### Records provided

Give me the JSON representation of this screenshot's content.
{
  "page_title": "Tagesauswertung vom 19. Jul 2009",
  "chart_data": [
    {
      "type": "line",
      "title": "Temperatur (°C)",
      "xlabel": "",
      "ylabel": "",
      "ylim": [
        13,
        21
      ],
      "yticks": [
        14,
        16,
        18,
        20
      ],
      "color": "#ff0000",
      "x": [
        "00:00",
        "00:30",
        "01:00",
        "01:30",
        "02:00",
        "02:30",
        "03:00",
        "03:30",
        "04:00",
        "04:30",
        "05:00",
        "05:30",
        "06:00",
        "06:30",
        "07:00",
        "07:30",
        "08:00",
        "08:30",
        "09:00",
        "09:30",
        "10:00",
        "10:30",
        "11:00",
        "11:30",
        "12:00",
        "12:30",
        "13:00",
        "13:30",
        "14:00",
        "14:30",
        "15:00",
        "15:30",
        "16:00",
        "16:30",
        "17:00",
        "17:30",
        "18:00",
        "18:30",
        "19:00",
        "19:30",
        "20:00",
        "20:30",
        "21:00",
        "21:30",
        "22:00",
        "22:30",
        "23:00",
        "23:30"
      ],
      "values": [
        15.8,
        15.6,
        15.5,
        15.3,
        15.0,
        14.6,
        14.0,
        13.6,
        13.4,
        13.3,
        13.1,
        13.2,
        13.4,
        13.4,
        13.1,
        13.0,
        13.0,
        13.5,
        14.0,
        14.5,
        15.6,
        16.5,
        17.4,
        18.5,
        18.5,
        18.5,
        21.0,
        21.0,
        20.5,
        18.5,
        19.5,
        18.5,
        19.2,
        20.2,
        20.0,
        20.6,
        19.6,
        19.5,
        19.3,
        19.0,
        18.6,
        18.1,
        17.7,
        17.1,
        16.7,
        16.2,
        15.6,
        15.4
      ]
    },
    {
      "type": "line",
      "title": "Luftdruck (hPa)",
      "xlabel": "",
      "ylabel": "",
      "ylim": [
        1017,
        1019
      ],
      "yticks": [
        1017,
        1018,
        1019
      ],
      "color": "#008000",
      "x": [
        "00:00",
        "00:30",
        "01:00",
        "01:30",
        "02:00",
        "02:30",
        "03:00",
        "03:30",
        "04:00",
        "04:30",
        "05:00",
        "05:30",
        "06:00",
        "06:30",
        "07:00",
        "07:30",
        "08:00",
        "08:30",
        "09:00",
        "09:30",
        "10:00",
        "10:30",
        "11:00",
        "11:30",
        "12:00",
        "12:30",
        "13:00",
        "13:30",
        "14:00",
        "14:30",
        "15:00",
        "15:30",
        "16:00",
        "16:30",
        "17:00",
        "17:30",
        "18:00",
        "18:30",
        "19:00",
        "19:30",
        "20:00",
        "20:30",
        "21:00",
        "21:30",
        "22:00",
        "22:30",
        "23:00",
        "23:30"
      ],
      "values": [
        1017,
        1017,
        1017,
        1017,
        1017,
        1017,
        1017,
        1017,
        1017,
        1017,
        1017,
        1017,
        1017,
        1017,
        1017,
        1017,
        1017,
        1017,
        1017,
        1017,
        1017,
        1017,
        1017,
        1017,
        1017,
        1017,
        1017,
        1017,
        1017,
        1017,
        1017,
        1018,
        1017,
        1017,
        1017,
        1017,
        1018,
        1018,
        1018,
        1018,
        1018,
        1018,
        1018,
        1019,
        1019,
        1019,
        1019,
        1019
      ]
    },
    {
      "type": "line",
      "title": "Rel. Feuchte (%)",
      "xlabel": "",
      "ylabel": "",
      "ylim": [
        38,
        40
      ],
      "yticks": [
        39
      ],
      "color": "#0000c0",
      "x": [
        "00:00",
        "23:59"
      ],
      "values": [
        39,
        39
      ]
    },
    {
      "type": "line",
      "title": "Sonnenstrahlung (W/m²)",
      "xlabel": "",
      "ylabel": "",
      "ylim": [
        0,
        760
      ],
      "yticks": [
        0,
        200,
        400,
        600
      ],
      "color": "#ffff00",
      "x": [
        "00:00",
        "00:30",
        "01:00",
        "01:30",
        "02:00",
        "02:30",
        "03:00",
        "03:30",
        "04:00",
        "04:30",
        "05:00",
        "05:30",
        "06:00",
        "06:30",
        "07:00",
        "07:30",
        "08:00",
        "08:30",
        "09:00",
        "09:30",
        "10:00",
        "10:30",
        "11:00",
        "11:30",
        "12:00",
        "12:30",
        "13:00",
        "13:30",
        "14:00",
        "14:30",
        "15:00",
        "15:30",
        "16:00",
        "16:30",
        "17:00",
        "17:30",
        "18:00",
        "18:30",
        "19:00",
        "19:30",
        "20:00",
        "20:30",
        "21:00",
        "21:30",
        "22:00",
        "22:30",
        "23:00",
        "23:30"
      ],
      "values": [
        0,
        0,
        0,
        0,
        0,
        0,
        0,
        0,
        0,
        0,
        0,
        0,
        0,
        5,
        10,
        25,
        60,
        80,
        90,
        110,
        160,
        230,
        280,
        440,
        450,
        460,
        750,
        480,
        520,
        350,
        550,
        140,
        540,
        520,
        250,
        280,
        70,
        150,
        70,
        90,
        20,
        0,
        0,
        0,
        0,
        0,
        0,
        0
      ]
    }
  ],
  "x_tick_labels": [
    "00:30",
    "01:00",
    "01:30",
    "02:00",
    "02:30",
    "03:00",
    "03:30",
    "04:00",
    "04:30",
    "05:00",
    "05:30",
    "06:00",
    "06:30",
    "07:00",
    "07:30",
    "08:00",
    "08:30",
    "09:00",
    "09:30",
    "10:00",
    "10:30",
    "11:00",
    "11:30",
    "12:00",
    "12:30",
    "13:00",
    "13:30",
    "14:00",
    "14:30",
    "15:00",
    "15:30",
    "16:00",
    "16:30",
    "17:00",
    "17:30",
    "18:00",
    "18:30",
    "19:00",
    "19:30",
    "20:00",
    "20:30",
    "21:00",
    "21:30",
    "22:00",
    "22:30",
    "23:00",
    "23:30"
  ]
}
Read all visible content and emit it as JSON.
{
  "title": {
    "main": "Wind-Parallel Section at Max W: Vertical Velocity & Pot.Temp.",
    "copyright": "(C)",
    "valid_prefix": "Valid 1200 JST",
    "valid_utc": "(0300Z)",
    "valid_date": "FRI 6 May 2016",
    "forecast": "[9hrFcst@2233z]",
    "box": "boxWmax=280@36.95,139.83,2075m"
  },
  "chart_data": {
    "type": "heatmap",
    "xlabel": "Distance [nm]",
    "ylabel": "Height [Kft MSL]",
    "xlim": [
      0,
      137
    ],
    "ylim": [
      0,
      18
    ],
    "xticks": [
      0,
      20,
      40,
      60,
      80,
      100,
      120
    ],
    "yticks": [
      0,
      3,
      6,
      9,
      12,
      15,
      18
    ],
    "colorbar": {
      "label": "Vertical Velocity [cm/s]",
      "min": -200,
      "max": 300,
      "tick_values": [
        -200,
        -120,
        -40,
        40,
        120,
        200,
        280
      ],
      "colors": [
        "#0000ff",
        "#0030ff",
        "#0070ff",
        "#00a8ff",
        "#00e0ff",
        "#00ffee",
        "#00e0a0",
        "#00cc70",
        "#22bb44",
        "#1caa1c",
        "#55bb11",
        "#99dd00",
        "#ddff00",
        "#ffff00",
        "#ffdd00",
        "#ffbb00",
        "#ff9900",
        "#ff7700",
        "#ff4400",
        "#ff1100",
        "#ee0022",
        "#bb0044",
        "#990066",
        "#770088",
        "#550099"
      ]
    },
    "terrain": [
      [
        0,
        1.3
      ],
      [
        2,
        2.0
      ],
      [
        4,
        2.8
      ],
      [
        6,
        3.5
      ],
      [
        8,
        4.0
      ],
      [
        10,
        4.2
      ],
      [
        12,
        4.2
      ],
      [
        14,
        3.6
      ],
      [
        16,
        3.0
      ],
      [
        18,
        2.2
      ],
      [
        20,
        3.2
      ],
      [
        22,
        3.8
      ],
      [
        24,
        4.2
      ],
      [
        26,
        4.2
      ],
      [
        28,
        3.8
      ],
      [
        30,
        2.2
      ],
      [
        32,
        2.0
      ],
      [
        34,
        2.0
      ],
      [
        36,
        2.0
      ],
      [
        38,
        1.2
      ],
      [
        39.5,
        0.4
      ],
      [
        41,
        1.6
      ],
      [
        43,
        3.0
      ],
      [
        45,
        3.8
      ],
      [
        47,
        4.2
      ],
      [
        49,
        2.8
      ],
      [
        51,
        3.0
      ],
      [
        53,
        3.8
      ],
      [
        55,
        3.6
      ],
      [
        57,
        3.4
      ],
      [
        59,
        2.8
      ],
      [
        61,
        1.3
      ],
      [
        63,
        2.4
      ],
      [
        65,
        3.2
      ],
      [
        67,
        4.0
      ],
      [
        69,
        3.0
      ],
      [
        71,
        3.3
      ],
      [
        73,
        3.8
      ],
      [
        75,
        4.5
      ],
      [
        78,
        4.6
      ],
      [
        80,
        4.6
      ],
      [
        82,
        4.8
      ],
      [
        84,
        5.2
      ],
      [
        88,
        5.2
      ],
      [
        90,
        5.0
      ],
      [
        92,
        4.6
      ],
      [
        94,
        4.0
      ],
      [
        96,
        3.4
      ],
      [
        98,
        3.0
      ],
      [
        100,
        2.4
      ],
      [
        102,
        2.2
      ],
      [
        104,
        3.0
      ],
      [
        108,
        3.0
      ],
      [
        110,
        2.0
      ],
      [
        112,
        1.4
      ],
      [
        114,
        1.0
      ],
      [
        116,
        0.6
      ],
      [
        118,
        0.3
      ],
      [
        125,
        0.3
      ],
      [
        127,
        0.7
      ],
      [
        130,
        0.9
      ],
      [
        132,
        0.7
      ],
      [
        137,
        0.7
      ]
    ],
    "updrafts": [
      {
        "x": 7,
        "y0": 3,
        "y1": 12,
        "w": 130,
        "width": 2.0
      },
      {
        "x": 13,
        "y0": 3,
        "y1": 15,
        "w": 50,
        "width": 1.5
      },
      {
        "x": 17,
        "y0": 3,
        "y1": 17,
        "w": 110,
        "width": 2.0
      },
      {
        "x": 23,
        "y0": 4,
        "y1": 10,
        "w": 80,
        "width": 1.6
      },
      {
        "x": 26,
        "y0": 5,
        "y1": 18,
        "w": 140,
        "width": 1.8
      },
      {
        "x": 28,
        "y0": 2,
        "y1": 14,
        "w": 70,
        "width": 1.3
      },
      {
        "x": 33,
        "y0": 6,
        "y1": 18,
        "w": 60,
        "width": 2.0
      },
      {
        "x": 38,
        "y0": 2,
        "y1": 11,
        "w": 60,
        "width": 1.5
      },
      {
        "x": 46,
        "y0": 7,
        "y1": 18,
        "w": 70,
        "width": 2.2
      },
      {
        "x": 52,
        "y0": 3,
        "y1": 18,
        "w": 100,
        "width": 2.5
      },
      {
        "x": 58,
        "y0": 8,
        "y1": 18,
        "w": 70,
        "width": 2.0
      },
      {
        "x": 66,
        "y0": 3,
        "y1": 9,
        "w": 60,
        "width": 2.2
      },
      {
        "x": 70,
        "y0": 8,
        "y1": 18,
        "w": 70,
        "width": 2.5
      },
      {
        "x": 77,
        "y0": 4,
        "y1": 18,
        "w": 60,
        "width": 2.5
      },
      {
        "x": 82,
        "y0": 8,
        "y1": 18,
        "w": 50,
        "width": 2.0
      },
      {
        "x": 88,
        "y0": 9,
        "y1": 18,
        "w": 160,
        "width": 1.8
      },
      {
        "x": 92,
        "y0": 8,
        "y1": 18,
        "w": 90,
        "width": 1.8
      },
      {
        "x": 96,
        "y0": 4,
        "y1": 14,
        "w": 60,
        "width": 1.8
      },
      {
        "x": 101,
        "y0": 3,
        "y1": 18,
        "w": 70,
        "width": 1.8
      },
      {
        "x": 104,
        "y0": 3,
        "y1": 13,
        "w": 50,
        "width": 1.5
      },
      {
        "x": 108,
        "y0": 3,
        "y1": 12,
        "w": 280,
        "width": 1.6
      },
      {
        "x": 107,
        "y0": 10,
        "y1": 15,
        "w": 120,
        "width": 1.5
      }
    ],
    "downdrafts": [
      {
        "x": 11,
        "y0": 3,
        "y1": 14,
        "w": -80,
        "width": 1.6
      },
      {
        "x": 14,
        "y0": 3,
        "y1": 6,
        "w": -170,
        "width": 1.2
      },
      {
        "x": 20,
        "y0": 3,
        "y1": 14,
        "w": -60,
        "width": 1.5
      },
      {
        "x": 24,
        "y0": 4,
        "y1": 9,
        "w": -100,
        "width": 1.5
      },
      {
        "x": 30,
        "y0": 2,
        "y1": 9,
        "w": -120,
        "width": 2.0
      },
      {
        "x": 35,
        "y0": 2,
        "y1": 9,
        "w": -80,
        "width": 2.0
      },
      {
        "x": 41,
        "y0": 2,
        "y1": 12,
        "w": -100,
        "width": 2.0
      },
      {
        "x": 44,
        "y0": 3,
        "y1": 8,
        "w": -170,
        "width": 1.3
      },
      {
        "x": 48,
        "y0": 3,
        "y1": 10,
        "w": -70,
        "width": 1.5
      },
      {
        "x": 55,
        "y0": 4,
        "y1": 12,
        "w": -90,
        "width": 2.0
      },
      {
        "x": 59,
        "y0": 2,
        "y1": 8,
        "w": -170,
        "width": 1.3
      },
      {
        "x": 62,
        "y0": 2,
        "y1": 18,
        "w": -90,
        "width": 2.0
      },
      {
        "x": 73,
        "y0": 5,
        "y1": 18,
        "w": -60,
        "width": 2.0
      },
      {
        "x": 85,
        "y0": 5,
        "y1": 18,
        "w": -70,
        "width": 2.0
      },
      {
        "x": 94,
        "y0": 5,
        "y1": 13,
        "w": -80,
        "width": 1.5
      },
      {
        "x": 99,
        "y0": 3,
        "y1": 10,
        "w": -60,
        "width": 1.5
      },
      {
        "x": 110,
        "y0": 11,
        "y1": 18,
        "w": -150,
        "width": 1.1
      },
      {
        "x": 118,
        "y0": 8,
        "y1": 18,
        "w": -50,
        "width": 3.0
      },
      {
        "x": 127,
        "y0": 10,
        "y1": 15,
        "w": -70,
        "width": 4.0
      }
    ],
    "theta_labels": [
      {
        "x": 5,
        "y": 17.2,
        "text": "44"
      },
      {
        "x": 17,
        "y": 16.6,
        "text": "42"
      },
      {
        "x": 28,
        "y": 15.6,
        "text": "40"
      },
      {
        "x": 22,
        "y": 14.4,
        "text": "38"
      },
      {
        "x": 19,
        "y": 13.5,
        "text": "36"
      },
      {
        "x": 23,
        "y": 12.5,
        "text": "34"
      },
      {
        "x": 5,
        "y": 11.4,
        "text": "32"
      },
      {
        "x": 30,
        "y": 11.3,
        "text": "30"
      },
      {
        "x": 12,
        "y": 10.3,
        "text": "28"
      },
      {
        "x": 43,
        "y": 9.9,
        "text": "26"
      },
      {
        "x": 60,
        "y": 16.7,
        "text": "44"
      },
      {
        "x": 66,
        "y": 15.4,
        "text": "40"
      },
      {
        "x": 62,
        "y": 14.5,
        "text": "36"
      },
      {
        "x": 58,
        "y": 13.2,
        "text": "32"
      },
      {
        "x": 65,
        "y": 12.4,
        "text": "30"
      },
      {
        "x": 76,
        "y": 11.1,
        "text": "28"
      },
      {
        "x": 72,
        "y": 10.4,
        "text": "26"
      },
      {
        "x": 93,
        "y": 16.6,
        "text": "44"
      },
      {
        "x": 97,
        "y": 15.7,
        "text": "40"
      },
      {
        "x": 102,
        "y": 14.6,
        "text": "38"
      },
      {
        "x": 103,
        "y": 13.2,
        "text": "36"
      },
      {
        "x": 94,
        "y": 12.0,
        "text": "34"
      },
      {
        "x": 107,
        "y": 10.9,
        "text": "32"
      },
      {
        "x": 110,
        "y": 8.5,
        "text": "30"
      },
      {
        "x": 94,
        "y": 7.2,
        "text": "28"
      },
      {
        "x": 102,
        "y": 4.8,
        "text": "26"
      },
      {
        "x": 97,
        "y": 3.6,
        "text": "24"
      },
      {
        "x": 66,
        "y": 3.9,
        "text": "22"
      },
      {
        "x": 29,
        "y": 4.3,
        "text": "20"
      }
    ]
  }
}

### Work to be completed
Establish how many lines of the records contain the string "Velocity" and state that number without elaboration.

### Result for this exercise
2